====== Data shown

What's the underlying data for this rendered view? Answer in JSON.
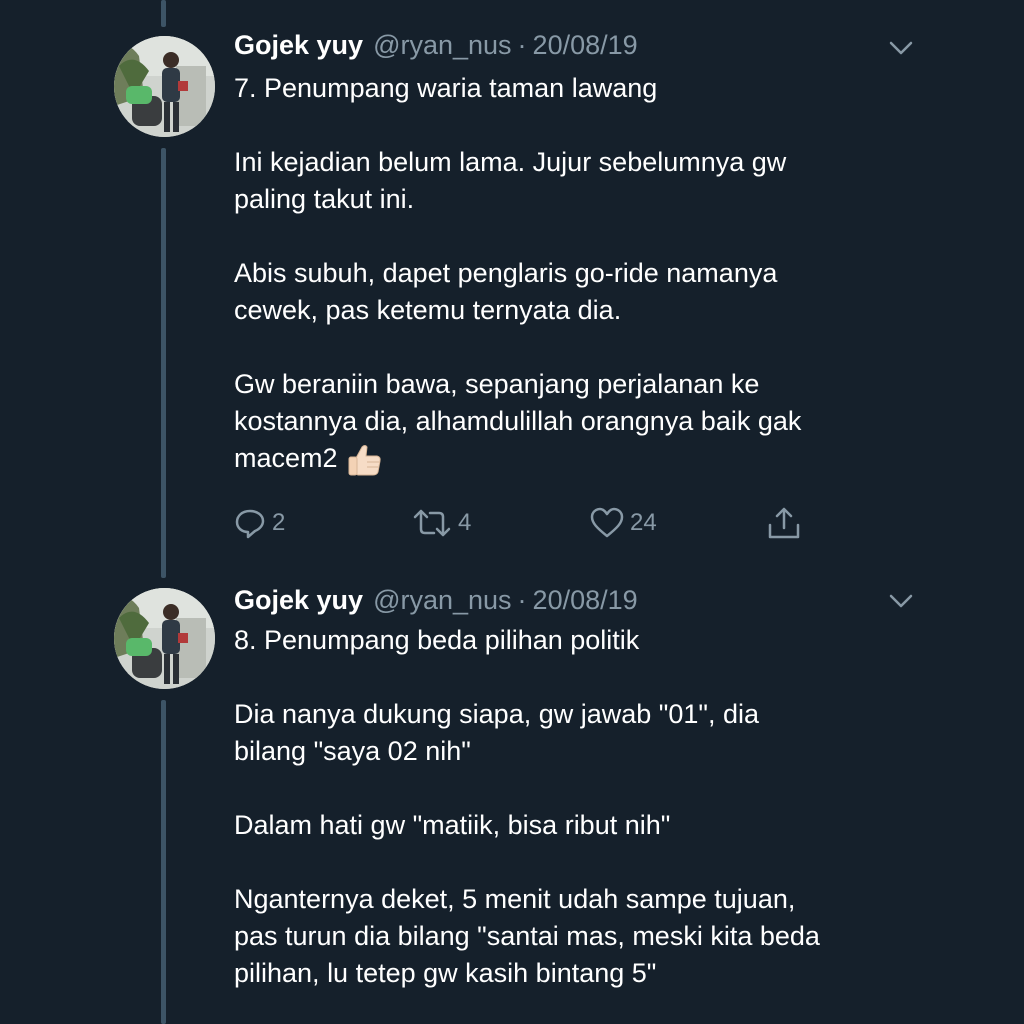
{
  "tweets": [
    {
      "display_name": "Gojek yuy",
      "handle": "@ryan_nus",
      "separator": "·",
      "date": "20/08/19",
      "body": [
        "7. Penumpang waria taman lawang",
        "",
        "Ini kejadian belum lama. Jujur sebelumnya gw",
        "paling takut ini.",
        "",
        "Abis subuh, dapet penglaris go-ride namanya",
        "cewek, pas ketemu ternyata dia.",
        "",
        "Gw beraniin bawa, sepanjang perjalanan ke",
        "kostannya dia, alhamdulillah orangnya baik gak",
        "macem2"
      ],
      "emoji": "thumbs-up-icon",
      "actions": {
        "reply_count": "2",
        "retweet_count": "4",
        "like_count": "24",
        "share_icon": "share-icon"
      }
    },
    {
      "display_name": "Gojek yuy",
      "handle": "@ryan_nus",
      "separator": "·",
      "date": "20/08/19",
      "body": [
        "8. Penumpang beda pilihan politik",
        "",
        "Dia nanya dukung siapa, gw jawab \"01\", dia",
        "bilang \"saya 02 nih\"",
        "",
        "Dalam hati gw \"matiik, bisa ribut nih\"",
        "",
        "Nganternya deket, 5 menit udah sampe tujuan,",
        "pas turun dia bilang \"santai mas, meski kita beda",
        "pilihan, lu tetep gw kasih bintang 5\""
      ]
    }
  ],
  "colors": {
    "background": "#15202b",
    "thread_line": "#3d5466",
    "secondary_text": "#8899a6",
    "primary_text": "#ffffff"
  }
}
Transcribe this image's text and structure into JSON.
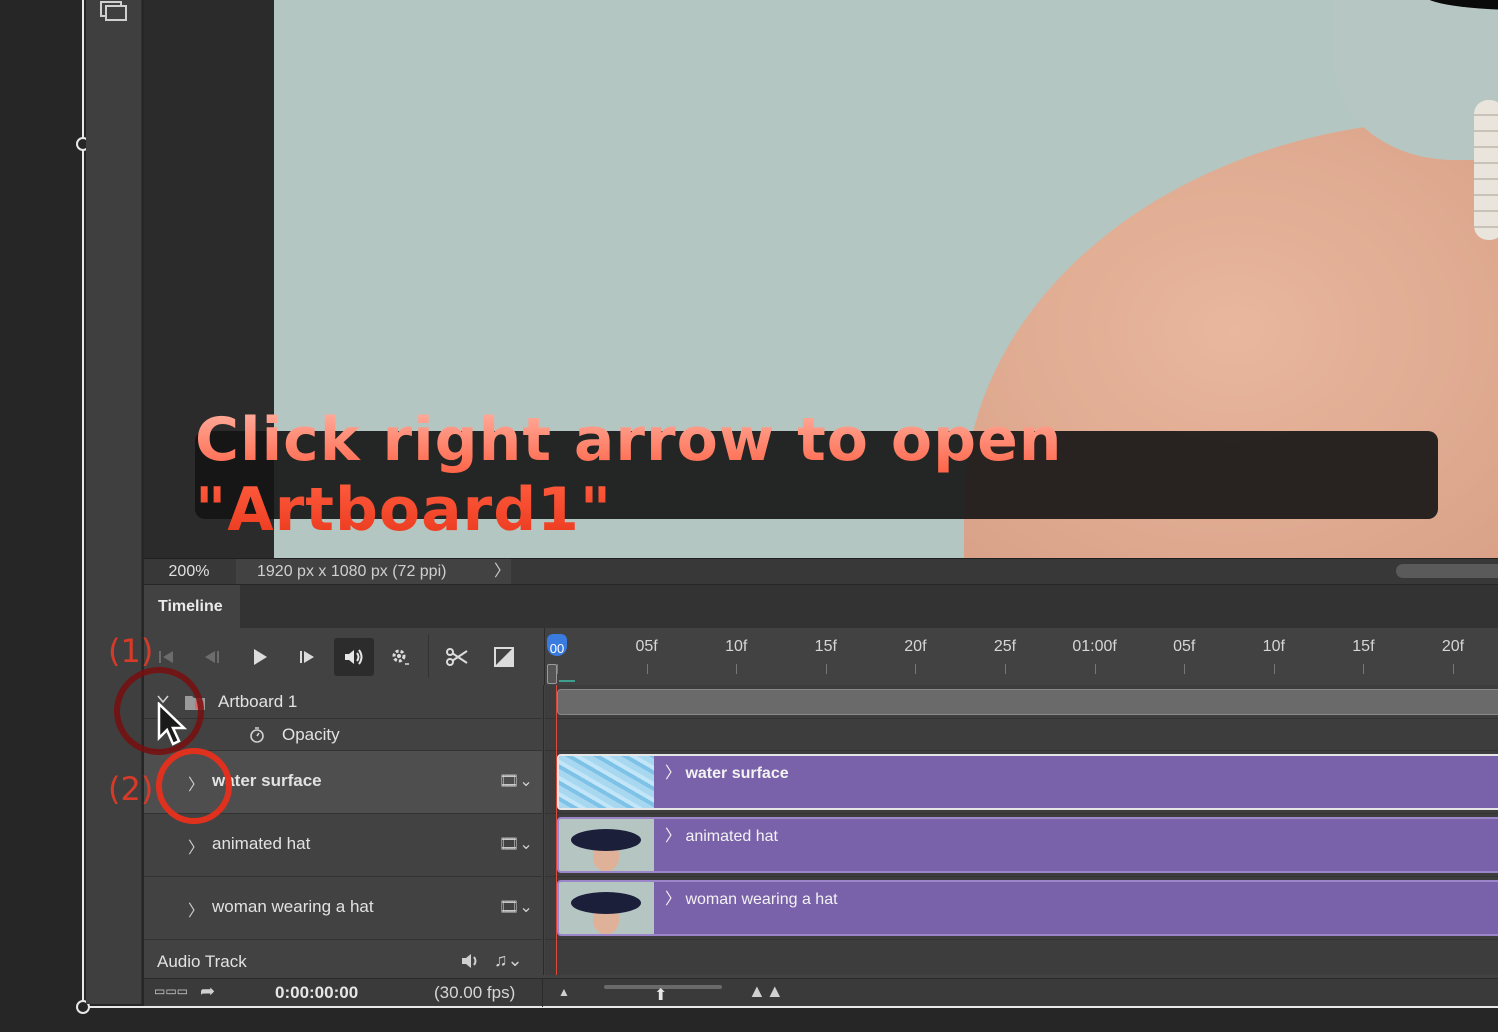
{
  "caption": "Click right arrow to open \"Artboard1\"",
  "status": {
    "zoom": "200%",
    "doc_size": "1920 px x 1080 px (72 ppi)",
    "arrow": "〉"
  },
  "panel": {
    "tab": "Timeline"
  },
  "ruler": {
    "labels": [
      "00",
      "05f",
      "10f",
      "15f",
      "20f",
      "25f",
      "01:00f",
      "05f",
      "10f",
      "15f",
      "20f"
    ]
  },
  "layers": {
    "artboard": "Artboard 1",
    "opacity": "Opacity",
    "rows": [
      {
        "name": "water surface"
      },
      {
        "name": "animated hat"
      },
      {
        "name": "woman wearing a hat"
      }
    ]
  },
  "clips": [
    "water surface",
    "animated hat",
    "woman wearing a hat"
  ],
  "audio": {
    "label": "Audio Track"
  },
  "bottom": {
    "timecode": "0:00:00:00",
    "fps": "(30.00 fps)"
  },
  "annotations": {
    "one": "(1)",
    "two": "(2)"
  },
  "colors": {
    "clip": "#7a62ab",
    "annotation": "#d83a28",
    "playhead": "#3a7be0"
  }
}
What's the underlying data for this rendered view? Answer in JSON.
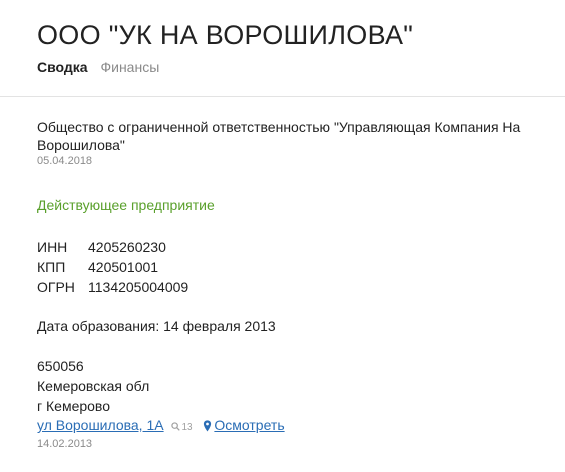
{
  "header": {
    "title": "ООО \"УК НА ВОРОШИЛОВА\"",
    "tabs": [
      {
        "label": "Сводка",
        "active": true
      },
      {
        "label": "Финансы",
        "active": false
      }
    ]
  },
  "summary": {
    "full_name": "Общество с ограниченной ответственностью \"Управляющая Компания На Ворошилова\"",
    "name_date": "05.04.2018",
    "status": "Действующее предприятие",
    "codes": [
      {
        "label": "ИНН",
        "value": "4205260230"
      },
      {
        "label": "КПП",
        "value": "420501001"
      },
      {
        "label": "ОГРН",
        "value": "1134205004009"
      }
    ],
    "registration_date": "Дата образования: 14 февраля 2013",
    "address": {
      "postal_code": "650056",
      "region": "Кемеровская обл",
      "city": "г Кемерово",
      "street": "ул Ворошилова, 1А",
      "search_count": "13",
      "map_link": "Осмотреть",
      "date": "14.02.2013"
    }
  },
  "colors": {
    "status_green": "#5aa02c",
    "link_blue": "#2a6db5",
    "muted_gray": "#8a8a8a"
  }
}
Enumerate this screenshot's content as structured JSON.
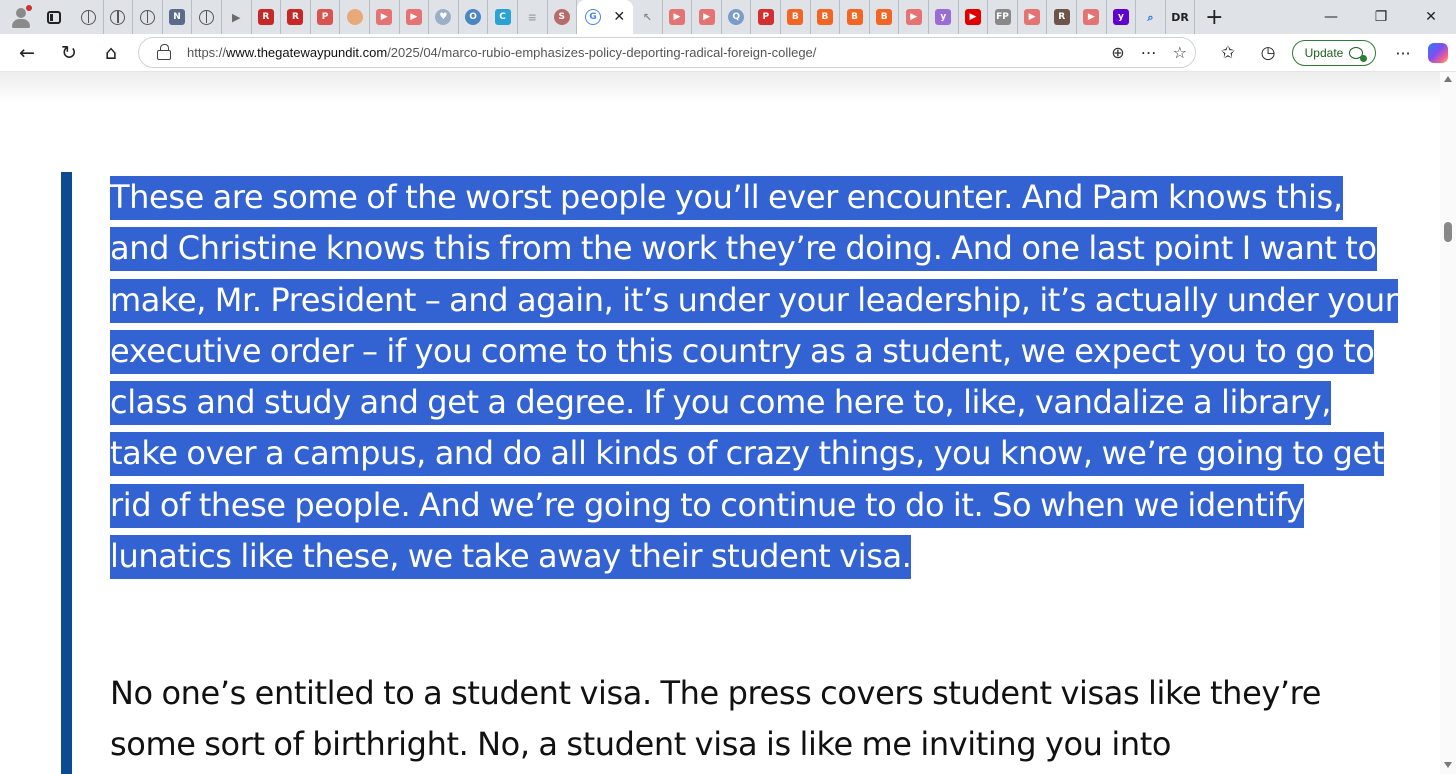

============

Exercise
Without the pictures, write out all of the material exactly.

Result
What's the underlying data for this rendered view? Answer in JSON.
{
  "tweets": [
    {
      "display_name": "Gojek yuy",
      "handle": "@ryan_nus",
      "separator": "·",
      "date": "20/08/19",
      "body": [
        "7. Penumpang waria taman lawang",
        "",
        "Ini kejadian belum lama. Jujur sebelumnya gw",
        "paling takut ini.",
        "",
        "Abis subuh, dapet penglaris go-ride namanya",
        "cewek, pas ketemu ternyata dia.",
        "",
        "Gw beraniin bawa, sepanjang perjalanan ke",
        "kostannya dia, alhamdulillah orangnya baik gak",
        "macem2"
      ],
      "emoji": "thumbs-up-icon",
      "actions": {
        "reply_count": "2",
        "retweet_count": "4",
        "like_count": "24",
        "share_icon": "share-icon"
      }
    },
    {
      "display_name": "Gojek yuy",
      "handle": "@ryan_nus",
      "separator": "·",
      "date": "20/08/19",
      "body": [
        "8. Penumpang beda pilihan politik",
        "",
        "Dia nanya dukung siapa, gw jawab \"01\", dia",
        "bilang \"saya 02 nih\"",
        "",
        "Dalam hati gw \"matiik, bisa ribut nih\"",
        "",
        "Nganternya deket, 5 menit udah sampe tujuan,",
        "pas turun dia bilang \"santai mas, meski kita beda",
        "pilihan, lu tetep gw kasih bintang 5\""
      ]
    }
  ],
  "colors": {
    "background": "#15202b",
    "thread_line": "#3d5466",
    "secondary_text": "#8899a6",
    "primary_text": "#ffffff"
  }
}
Transcribe this image's text and structure into JSON.
{
  "caption": "Click right arrow to open \"Artboard1\"",
  "status": {
    "zoom": "200%",
    "doc_size": "1920 px x 1080 px (72 ppi)",
    "arrow": "〉"
  },
  "panel": {
    "tab": "Timeline"
  },
  "ruler": {
    "labels": [
      "00",
      "05f",
      "10f",
      "15f",
      "20f",
      "25f",
      "01:00f",
      "05f",
      "10f",
      "15f",
      "20f"
    ]
  },
  "layers": {
    "artboard": "Artboard 1",
    "opacity": "Opacity",
    "rows": [
      {
        "name": "water surface"
      },
      {
        "name": "animated hat"
      },
      {
        "name": "woman wearing a hat"
      }
    ]
  },
  "clips": [
    "water surface",
    "animated hat",
    "woman wearing a hat"
  ],
  "audio": {
    "label": "Audio Track"
  },
  "bottom": {
    "timecode": "0:00:00:00",
    "fps": "(30.00 fps)"
  },
  "annotations": {
    "one": "(1)",
    "two": "(2)"
  },
  "colors": {
    "clip": "#7a62ab",
    "annotation": "#d83a28",
    "playhead": "#3a7be0"
  }
}
What's the underlying data for this rendered view? Answer in JSON.
{
  "header": {
    "title": "ООО \"УК НА ВОРОШИЛОВА\"",
    "tabs": [
      {
        "label": "Сводка",
        "active": true
      },
      {
        "label": "Финансы",
        "active": false
      }
    ]
  },
  "summary": {
    "full_name": "Общество с ограниченной ответственностью \"Управляющая Компания На Ворошилова\"",
    "name_date": "05.04.2018",
    "status": "Действующее предприятие",
    "codes": [
      {
        "label": "ИНН",
        "value": "4205260230"
      },
      {
        "label": "КПП",
        "value": "420501001"
      },
      {
        "label": "ОГРН",
        "value": "1134205004009"
      }
    ],
    "registration_date": "Дата образования: 14 февраля 2013",
    "address": {
      "postal_code": "650056",
      "region": "Кемеровская обл",
      "city": "г Кемерово",
      "street": "ул Ворошилова, 1А",
      "search_count": "13",
      "map_link": "Осмотреть",
      "date": "14.02.2013"
    }
  },
  "colors": {
    "status_green": "#5aa02c",
    "link_blue": "#2a6db5",
    "muted_gray": "#8a8a8a"
  }
}
Enumerate this screenshot's content as structured JSON.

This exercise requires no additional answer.